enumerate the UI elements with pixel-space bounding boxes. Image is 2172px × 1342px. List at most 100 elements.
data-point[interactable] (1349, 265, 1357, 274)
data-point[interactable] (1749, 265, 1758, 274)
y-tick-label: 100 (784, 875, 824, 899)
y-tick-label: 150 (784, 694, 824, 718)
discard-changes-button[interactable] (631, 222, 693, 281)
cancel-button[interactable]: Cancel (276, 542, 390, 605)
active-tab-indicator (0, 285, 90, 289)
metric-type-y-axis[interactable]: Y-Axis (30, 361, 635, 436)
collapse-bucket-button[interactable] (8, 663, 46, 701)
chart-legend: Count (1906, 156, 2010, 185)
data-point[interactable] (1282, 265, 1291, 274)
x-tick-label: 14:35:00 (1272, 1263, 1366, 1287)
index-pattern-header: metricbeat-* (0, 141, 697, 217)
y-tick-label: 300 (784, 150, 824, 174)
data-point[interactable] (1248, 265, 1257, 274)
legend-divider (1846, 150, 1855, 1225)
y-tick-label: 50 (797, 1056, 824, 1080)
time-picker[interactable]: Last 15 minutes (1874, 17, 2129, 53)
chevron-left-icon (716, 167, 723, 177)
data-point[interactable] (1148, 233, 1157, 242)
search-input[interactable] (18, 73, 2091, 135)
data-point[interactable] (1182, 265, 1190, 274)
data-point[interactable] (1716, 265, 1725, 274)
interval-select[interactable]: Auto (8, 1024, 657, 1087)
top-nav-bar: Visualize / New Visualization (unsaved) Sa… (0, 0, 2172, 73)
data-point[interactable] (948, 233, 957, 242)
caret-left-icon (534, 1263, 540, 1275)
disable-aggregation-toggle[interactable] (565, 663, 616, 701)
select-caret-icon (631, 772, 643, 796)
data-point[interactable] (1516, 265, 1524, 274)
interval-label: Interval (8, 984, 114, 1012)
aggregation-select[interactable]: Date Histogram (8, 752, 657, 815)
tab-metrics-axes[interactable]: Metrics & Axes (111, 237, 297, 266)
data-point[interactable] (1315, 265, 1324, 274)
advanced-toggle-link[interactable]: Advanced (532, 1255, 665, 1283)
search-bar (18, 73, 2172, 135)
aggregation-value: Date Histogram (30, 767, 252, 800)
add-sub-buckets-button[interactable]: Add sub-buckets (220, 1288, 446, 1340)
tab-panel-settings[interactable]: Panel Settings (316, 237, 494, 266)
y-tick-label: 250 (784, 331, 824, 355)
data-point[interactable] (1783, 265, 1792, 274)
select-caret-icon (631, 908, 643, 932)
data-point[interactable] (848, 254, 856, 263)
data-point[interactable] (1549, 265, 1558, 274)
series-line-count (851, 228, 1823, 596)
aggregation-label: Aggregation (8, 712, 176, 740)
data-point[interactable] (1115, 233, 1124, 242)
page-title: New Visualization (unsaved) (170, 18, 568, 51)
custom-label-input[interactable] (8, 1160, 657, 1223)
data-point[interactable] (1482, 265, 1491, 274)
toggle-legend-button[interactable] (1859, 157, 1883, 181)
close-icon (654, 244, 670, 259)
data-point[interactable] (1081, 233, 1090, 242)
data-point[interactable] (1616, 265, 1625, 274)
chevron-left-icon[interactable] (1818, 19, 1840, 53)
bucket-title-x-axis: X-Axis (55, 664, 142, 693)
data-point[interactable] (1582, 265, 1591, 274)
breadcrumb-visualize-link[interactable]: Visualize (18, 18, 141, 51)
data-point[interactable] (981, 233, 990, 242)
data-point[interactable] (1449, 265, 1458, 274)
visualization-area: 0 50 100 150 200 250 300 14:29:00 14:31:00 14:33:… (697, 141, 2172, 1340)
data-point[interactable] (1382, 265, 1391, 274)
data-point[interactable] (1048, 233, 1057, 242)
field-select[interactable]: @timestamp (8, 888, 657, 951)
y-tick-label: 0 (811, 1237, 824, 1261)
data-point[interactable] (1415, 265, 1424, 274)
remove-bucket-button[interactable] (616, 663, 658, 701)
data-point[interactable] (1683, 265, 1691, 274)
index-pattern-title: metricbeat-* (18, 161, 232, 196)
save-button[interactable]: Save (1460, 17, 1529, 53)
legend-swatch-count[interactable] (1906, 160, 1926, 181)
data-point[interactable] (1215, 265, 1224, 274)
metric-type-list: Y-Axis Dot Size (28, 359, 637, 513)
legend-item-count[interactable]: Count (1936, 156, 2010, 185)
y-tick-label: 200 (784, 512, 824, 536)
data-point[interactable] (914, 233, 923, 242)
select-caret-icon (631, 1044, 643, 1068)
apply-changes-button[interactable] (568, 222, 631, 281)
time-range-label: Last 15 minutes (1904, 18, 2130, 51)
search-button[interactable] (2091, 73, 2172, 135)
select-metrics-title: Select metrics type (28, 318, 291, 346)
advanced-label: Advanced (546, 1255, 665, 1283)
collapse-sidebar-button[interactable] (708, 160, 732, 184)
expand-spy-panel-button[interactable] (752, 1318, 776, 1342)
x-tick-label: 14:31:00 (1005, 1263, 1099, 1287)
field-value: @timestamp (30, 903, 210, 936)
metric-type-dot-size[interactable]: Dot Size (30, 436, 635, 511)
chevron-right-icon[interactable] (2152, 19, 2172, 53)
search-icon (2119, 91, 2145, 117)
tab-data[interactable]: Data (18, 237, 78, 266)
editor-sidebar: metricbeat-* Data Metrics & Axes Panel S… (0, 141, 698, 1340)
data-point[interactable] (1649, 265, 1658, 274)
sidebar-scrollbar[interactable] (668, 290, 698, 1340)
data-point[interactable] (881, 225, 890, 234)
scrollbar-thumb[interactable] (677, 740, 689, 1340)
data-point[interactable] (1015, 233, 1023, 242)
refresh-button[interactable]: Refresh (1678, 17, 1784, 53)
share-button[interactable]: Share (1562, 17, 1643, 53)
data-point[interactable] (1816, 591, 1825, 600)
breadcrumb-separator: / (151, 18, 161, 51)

————————

§ **WRITTEN INSTRUCTION**: Arrange the lines as a numbered list, beginning with the first line and continuing through the line containing "data-point[interactable] (1282, 265, 1291, 274)", and omit any blank lines.

§ **OUTPUT**:
1. enumerate the UI elements with pixel-space bounding boxes. Image is 2172px × 1342px. List at most 100 elements.
2. data-point[interactable] (1349, 265, 1357, 274)
3. data-point[interactable] (1749, 265, 1758, 274)
4. y-tick-label: 100 (784, 875, 824, 899)
5. y-tick-label: 150 (784, 694, 824, 718)
6. discard-changes-button[interactable] (631, 222, 693, 281)
7. cancel-button[interactable]: Cancel (276, 542, 390, 605)
8. active-tab-indicator (0, 285, 90, 289)
9. metric-type-y-axis[interactable]: Y-Axis (30, 361, 635, 436)
10. collapse-bucket-button[interactable] (8, 663, 46, 701)
11. chart-legend: Count (1906, 156, 2010, 185)
12. data-point[interactable] (1282, 265, 1291, 274)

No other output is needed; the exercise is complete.